## Task instructions
Please copy the data below word for word, starting with its first line and stopping after the line that contains "capital-amount-blank[interactable] [960,968,1096,991]".

## Information supplied
·····

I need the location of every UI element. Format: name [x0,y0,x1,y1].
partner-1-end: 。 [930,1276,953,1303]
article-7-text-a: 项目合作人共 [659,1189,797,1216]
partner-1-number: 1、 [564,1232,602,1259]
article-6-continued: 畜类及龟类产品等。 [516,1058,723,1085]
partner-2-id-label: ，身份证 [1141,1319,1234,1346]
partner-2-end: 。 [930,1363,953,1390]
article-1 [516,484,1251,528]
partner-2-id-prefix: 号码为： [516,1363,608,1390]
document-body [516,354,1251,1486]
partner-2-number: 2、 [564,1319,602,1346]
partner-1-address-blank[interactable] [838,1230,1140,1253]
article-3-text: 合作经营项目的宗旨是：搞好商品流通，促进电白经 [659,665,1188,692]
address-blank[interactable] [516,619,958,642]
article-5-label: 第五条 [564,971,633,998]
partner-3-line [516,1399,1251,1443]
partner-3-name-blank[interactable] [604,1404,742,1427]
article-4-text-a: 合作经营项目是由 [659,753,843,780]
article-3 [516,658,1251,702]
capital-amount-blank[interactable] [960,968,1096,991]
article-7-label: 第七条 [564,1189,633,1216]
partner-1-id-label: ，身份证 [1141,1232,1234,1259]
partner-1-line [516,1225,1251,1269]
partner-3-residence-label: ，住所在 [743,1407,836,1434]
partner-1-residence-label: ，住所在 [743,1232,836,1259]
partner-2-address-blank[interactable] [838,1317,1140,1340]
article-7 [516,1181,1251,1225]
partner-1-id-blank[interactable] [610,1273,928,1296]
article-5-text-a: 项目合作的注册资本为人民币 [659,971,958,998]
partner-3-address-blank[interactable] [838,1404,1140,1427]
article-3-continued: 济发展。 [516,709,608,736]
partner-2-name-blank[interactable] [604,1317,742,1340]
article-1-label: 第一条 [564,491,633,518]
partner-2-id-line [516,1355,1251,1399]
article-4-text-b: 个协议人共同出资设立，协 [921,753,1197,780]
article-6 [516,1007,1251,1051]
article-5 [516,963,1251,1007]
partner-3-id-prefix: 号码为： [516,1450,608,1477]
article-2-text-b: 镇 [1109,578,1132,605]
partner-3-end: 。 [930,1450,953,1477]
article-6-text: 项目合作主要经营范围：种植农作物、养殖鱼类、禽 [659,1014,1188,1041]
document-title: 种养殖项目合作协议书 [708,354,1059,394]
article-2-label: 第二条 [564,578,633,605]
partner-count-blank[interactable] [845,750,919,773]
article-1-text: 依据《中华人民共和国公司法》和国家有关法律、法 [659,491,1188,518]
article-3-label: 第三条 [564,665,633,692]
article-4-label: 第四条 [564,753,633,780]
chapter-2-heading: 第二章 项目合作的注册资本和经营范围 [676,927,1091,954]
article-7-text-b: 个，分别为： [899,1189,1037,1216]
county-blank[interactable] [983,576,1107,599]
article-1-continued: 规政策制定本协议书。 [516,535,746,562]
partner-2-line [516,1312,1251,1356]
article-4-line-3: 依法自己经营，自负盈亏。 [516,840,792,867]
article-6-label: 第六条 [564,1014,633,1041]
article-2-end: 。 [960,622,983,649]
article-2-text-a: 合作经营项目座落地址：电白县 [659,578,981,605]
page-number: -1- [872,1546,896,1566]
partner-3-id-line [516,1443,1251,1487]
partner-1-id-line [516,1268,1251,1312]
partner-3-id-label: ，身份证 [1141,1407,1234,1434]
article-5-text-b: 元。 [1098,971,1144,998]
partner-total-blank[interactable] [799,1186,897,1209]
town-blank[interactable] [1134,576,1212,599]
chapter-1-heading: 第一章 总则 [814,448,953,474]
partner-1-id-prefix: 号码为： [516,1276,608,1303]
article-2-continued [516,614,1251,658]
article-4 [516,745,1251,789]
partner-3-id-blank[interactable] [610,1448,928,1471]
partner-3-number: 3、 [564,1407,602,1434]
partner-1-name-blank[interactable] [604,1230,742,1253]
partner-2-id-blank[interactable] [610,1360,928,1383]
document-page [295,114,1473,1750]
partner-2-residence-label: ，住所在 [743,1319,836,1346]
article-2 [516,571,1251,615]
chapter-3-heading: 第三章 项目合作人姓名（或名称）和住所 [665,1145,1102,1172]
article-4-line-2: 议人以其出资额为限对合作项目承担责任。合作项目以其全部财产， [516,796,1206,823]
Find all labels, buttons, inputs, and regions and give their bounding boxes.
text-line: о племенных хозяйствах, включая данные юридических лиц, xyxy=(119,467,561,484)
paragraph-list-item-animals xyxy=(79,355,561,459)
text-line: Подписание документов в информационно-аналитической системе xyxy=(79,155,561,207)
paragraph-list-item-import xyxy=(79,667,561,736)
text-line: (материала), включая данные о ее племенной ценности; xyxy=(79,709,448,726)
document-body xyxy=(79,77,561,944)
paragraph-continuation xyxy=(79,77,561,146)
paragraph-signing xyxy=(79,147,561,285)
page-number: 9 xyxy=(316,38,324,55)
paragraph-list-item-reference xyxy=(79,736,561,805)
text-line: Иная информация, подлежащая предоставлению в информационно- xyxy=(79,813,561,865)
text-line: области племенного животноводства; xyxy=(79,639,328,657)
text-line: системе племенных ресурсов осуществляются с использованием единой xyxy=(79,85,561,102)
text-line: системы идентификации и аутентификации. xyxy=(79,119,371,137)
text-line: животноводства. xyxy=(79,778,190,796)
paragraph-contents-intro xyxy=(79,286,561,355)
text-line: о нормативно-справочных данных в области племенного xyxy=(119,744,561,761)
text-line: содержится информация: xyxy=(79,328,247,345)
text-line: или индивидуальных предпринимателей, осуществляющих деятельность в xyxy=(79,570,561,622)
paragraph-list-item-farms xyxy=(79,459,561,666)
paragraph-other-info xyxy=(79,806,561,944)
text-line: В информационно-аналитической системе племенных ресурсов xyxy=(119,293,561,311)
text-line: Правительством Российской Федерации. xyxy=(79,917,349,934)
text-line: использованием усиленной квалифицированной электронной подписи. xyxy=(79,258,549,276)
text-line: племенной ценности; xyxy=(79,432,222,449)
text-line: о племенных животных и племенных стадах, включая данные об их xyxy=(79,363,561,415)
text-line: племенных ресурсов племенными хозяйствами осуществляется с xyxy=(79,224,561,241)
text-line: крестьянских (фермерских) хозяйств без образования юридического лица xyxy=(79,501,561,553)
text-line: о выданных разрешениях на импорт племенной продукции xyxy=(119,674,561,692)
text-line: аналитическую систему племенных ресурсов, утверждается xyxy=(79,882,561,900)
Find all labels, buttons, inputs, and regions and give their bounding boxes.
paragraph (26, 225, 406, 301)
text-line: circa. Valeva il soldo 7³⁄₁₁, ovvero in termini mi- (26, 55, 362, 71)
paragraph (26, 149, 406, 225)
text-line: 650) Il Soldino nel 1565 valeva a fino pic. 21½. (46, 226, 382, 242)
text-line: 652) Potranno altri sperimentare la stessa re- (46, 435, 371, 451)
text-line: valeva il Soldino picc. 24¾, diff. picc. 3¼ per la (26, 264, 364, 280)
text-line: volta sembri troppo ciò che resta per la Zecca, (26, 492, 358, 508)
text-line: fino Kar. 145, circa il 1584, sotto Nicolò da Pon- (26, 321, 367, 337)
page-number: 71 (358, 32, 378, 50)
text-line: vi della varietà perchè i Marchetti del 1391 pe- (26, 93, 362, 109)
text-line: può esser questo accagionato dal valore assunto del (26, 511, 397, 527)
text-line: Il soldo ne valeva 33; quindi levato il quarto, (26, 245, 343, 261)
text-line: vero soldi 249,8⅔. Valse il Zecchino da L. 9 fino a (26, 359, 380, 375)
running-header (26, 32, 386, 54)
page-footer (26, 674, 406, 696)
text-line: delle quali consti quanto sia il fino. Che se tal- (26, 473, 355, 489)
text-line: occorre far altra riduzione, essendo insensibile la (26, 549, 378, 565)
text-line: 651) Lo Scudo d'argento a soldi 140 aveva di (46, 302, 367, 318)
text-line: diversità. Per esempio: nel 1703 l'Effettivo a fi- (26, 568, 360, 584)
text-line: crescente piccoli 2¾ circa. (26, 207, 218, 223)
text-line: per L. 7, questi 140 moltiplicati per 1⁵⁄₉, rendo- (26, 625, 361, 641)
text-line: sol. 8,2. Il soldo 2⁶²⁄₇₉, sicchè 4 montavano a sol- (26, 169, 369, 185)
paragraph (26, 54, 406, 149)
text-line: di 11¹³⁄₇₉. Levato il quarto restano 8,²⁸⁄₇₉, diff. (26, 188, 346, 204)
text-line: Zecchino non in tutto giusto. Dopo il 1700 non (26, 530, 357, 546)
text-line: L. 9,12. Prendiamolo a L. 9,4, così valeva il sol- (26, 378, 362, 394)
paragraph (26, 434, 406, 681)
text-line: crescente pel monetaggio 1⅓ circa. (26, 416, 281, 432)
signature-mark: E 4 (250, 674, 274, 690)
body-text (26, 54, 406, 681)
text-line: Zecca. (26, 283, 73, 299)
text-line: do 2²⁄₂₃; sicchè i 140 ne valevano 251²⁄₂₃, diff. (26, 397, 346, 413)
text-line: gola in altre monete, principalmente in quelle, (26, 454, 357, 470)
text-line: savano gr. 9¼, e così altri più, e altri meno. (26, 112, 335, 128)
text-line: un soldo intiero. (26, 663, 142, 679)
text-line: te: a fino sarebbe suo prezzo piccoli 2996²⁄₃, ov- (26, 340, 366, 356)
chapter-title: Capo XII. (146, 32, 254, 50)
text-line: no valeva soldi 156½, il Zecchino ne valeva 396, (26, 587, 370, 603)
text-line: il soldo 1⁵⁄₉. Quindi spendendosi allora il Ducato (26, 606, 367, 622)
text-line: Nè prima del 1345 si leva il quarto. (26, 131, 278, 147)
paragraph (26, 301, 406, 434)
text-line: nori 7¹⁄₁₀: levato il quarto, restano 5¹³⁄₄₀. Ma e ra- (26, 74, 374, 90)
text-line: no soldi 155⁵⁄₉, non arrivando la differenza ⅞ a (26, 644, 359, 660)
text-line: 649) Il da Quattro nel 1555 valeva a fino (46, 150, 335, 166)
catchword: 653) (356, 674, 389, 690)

·····

## Full answer
I need the location of every UI element. Format: name [x0,y0,x1,y1].
partner-1-end: 。 [930,1276,953,1303]
article-7-text-a: 项目合作人共 [659,1189,797,1216]
partner-1-number: 1、 [564,1232,602,1259]
article-6-continued: 畜类及龟类产品等。 [516,1058,723,1085]
partner-2-id-label: ，身份证 [1141,1319,1234,1346]
partner-2-end: 。 [930,1363,953,1390]
article-1 [516,484,1251,528]
partner-2-id-prefix: 号码为： [516,1363,608,1390]
document-body [516,354,1251,1486]
partner-2-number: 2、 [564,1319,602,1346]
partner-1-address-blank[interactable] [838,1230,1140,1253]
article-3-text: 合作经营项目的宗旨是：搞好商品流通，促进电白经 [659,665,1188,692]
address-blank[interactable] [516,619,958,642]
article-5-label: 第五条 [564,971,633,998]
partner-3-line [516,1399,1251,1443]
partner-3-name-blank[interactable] [604,1404,742,1427]
article-4-text-a: 合作经营项目是由 [659,753,843,780]
article-3 [516,658,1251,702]
capital-amount-blank[interactable] [960,968,1096,991]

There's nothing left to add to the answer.